** start of Data for this exercise **

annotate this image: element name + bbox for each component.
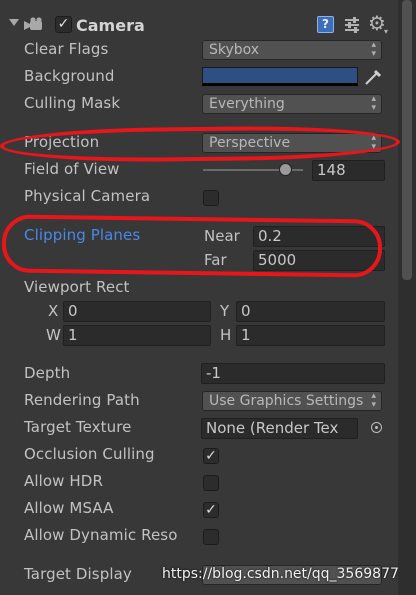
viewport-y-label: Y: [220, 302, 230, 320]
occlusion-culling-checkbox[interactable]: ✓: [203, 448, 219, 464]
viewport-w-label: W: [46, 326, 61, 344]
rendering-path-value: Use Graphics Settings: [209, 393, 364, 409]
target-texture-field[interactable]: None (Render Tex: [201, 418, 358, 439]
enable-checkbox[interactable]: ✓: [55, 16, 72, 33]
target-display-label: Target Display: [24, 565, 132, 583]
physical-camera-label: Physical Camera: [24, 187, 151, 205]
field-of-view-label: Field of View: [24, 160, 120, 178]
clear-flags-dropdown[interactable]: Skybox ▴ ▾: [202, 40, 382, 60]
rendering-path-label: Rendering Path: [24, 391, 140, 409]
occlusion-culling-label: Occlusion Culling: [24, 445, 155, 463]
viewport-x-input[interactable]: 0: [63, 301, 211, 322]
target-texture-label: Target Texture: [24, 418, 132, 436]
allow-hdr-checkbox[interactable]: [203, 475, 219, 491]
allow-msaa-checkbox[interactable]: ✓: [203, 502, 219, 518]
viewport-h-input[interactable]: 1: [236, 325, 385, 346]
clear-flags-value: Skybox: [209, 42, 260, 58]
dropdown-arrows-icon: ▴ ▾: [369, 391, 376, 410]
projection-highlight-mark: [0, 124, 401, 164]
vertical-scrollbar[interactable]: [398, 0, 416, 595]
gear-dropdown-arrow-icon[interactable]: ▾: [384, 27, 388, 36]
object-picker-icon[interactable]: [371, 422, 382, 433]
help-icon[interactable]: ?: [317, 16, 334, 33]
viewport-w-input[interactable]: 1: [63, 325, 211, 346]
watermark-text: https://blog.csdn.net/qq_35698774: [162, 566, 408, 582]
component-title: Camera: [76, 16, 145, 35]
allow-dynamic-reso-label: Allow Dynamic Reso: [24, 526, 178, 544]
allow-msaa-label: Allow MSAA: [24, 499, 114, 517]
preset-icon[interactable]: [343, 16, 361, 38]
foldout-arrow-icon[interactable]: [9, 19, 19, 26]
dropdown-arrows-icon: ▴ ▾: [371, 40, 376, 59]
clear-flags-label: Clear Flags: [24, 40, 109, 58]
scrollbar-thumb[interactable]: [402, 0, 412, 280]
viewport-x-label: X: [48, 302, 59, 320]
rendering-path-dropdown[interactable]: Use Graphics Settings ▴ ▾: [202, 391, 382, 411]
depth-input[interactable]: -1: [201, 363, 385, 384]
clipping-planes-highlight-mark: [1, 214, 383, 278]
eyedropper-icon[interactable]: [363, 67, 383, 91]
physical-camera-checkbox[interactable]: [203, 190, 219, 206]
background-color-field[interactable]: [202, 67, 358, 86]
depth-label: Depth: [24, 364, 71, 382]
viewport-rect-label: Viewport Rect: [24, 278, 130, 296]
camera-icon: [24, 17, 46, 37]
allow-hdr-label: Allow HDR: [24, 472, 103, 490]
culling-mask-value: Everything: [209, 96, 285, 112]
culling-mask-dropdown[interactable]: Everything ▴ ▾: [202, 94, 382, 114]
field-of-view-slider-thumb[interactable]: [279, 163, 292, 176]
culling-mask-label: Culling Mask: [24, 94, 121, 112]
dropdown-arrows-icon: ▴ ▾: [371, 94, 376, 113]
background-label: Background: [24, 67, 115, 85]
allow-dynamic-reso-checkbox[interactable]: [203, 529, 219, 545]
viewport-h-label: H: [220, 326, 232, 344]
field-of-view-input[interactable]: 148: [312, 160, 385, 181]
viewport-y-input[interactable]: 0: [236, 301, 385, 322]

** end of Data for this exercise **

**Your objective**
Quote every line of the records from the one containing "viewport-y-label: Y: [220, 302, 230, 320]" down to the one containing "dropdown-arrows-icon: ▴ ▾: [369, 391, 376, 410]", both included, without any change.

**Answer for the task**
viewport-y-label: Y: [220, 302, 230, 320]
occlusion-culling-checkbox[interactable]: ✓: [203, 448, 219, 464]
viewport-w-label: W: [46, 326, 61, 344]
rendering-path-value: Use Graphics Settings: [209, 393, 364, 409]
target-texture-field[interactable]: None (Render Tex: [201, 418, 358, 439]
enable-checkbox[interactable]: ✓: [55, 16, 72, 33]
target-display-label: Target Display: [24, 565, 132, 583]
physical-camera-label: Physical Camera: [24, 187, 151, 205]
field-of-view-label: Field of View: [24, 160, 120, 178]
clear-flags-dropdown[interactable]: Skybox ▴ ▾: [202, 40, 382, 60]
rendering-path-label: Rendering Path: [24, 391, 140, 409]
occlusion-culling-label: Occlusion Culling: [24, 445, 155, 463]
viewport-x-input[interactable]: 0: [63, 301, 211, 322]
target-texture-label: Target Texture: [24, 418, 132, 436]
allow-hdr-checkbox[interactable]: [203, 475, 219, 491]
allow-msaa-checkbox[interactable]: ✓: [203, 502, 219, 518]
viewport-h-input[interactable]: 1: [236, 325, 385, 346]
clear-flags-value: Skybox: [209, 42, 260, 58]
dropdown-arrows-icon: ▴ ▾: [369, 391, 376, 410]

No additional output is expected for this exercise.